§ Zadanie do wykonania
Wymień wszystkie osoby, które tekst o przylocie chińskiej delegacji przywołuje z imienia lub nazwiska.

18 listopada 2024
trybunna-logo

Komunisto łaski pełen, bądź wola Twoja

W niedzielę 19 czerwca Roku Pańskiego 2016, w dniu świętego Gerwazego i Protazego, przyleci do kraju naszego najważniejszy komunista naszego globu.

Gość tak ważny, że nawet prezes Jarosław Kaczyński powinien pierwszy uchylić kapelusza przed nim, choć ten gość to komunista i aparatczyk tej, jakże znienawidzonej przez ideowy aktyw PiS, „zbrodniczej” formacji.
Na szczęście prezes Jarosław nie będzie musiał cierpieć z powodu takiej rozterki, bo sekretarz generalny KPCh, jak każdy dobrze wychowany Chińczyk, pierwszy ukłoni się Prezesowi Wszystkich Prezesów, kiedy spotkają się. Bo w Chinach tak czyni każdy młodszy wiekiem Chińczyk, kiedy spotyka się z człowiekiem starszym.
W Chinach ludzie starsi otoczeni są szacunkiem. Niezależnie od ich bogactwa, poglądów politycznych, czy charakteru. Młodzi już niekoniecznie.
Dlatego jeśli zauważymy wielki szacunek wyrażany przez starszych wiekiem, chińskich gości dla prezydenta Dudy i premier Szydło, takich przecież młodzieniaszków, szczawików jak na chińskie warunki, to złóżmy te gesty na karb dobrego wychowania chińskich gości.
Delegacja chińska przylatuje w niedzielę. W Chinach nie jest to obligatoryjnie dzień wolny od pracy. Pracuje się tam zwykle siedem dni w tygodniu, od rana do wieczora. Z przerwami na posiłek i regeneracyjna drzemkę. Jeśli polscy gospodarze zechcą dziewiętnastego iść na mszę świętą, to muszą wybrać poranną, jutrznię najlepiej, jeszcze przed przylotem azjatyckich gości.
Oni bowiem do kościoła nie pójdą. Nie dlatego, że członkostwo w komunistycznej partii wyklucza religijność. Dzisiaj ateizm nie jest tam obligatoryjny. Ale nasi goście reprezentują chińskie elity władzy i państwo chińskie. A w tym państwie od czterech tysięcy lat obowiązuje zasada, że cesarz, a teraz prezydent, jest reprezentantem wszelkich bogów na ziemi.
To przed cesarzem, teraz prezydentem, klękają wszyscy przywódcy światowych kościołów, a nie cesarz – prezydent przed papieżami, patriarchami, ajatollahami, jak to w innych państwach bywa. Chiński przywódca jest władcą w pełni suwerennym, nieograniczonym jakąś władzą kościelną. On nie cmoka w pierścionki zagranicznych biskupów.
Ale nie tylko dlatego, że nie cmoka, to towarzysz sekretarz generalny KPCh – pan prezydent ChRL Xi Jinping będzie przyjmowany w Najjaśniejszej IV Rzeczpospolitej po królewsku.

§ Wydobyte informacje
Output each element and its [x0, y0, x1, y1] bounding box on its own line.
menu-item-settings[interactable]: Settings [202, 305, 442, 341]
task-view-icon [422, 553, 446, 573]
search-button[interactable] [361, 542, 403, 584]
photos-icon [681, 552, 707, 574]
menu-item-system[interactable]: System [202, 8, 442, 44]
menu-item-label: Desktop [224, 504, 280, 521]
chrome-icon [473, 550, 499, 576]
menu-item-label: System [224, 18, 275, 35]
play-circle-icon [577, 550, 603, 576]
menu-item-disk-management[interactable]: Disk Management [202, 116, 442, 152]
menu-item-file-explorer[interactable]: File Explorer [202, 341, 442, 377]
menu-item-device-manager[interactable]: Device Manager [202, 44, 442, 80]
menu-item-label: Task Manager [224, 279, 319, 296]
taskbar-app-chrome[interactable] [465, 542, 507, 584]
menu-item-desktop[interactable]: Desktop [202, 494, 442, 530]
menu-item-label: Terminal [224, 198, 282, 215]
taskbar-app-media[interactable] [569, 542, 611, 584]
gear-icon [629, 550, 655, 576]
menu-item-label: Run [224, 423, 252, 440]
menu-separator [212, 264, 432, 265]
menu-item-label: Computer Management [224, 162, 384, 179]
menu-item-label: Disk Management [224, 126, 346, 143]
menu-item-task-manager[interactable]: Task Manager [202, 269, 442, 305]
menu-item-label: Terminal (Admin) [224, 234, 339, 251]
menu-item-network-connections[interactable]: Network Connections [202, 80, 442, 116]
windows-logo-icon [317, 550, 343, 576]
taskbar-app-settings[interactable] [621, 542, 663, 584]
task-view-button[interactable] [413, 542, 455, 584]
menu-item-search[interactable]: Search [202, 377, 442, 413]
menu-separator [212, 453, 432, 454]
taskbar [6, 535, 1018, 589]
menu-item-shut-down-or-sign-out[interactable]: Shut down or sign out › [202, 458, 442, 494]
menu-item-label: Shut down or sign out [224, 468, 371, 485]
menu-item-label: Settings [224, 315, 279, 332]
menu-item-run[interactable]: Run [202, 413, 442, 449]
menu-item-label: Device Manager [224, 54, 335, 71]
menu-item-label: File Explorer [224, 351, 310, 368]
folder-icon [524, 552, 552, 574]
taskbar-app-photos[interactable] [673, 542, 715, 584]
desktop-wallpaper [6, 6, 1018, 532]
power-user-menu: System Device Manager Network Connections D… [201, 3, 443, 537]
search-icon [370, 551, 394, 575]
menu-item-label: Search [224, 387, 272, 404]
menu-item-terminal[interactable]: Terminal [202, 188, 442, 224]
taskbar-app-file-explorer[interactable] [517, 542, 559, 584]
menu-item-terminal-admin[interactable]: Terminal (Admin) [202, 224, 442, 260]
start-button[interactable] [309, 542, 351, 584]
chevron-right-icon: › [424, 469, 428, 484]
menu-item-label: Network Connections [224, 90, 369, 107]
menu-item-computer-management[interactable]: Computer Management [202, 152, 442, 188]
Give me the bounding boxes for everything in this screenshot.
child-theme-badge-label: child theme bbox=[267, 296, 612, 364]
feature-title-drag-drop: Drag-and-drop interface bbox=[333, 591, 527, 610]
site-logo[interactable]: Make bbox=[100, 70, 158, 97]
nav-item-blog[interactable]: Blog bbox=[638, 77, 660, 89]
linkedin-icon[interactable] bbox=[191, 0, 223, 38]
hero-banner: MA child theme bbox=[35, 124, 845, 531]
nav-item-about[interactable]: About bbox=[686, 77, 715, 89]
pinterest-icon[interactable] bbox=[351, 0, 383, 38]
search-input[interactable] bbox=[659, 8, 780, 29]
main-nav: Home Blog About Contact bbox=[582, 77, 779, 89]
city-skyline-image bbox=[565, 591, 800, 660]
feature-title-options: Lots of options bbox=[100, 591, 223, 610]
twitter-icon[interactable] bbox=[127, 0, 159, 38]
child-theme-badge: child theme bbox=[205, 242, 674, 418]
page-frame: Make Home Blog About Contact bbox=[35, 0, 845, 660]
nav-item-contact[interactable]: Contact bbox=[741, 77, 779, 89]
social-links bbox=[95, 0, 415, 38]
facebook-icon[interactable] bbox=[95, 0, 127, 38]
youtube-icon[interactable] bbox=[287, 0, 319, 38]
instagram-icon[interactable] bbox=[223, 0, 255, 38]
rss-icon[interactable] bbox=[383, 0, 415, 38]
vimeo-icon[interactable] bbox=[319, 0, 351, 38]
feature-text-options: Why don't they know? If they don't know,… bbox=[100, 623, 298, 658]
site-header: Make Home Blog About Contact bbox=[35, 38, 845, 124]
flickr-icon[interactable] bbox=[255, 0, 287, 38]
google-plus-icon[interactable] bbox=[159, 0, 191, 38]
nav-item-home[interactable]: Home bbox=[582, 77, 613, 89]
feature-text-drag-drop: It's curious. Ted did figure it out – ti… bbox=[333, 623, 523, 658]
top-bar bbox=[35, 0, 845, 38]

§ Odpowiedź do ćwiczenia
Jarosław Kaczyński, prezydent Duda, premier Szydło, Xi Jinping, święty Gerwazy, święty Protazy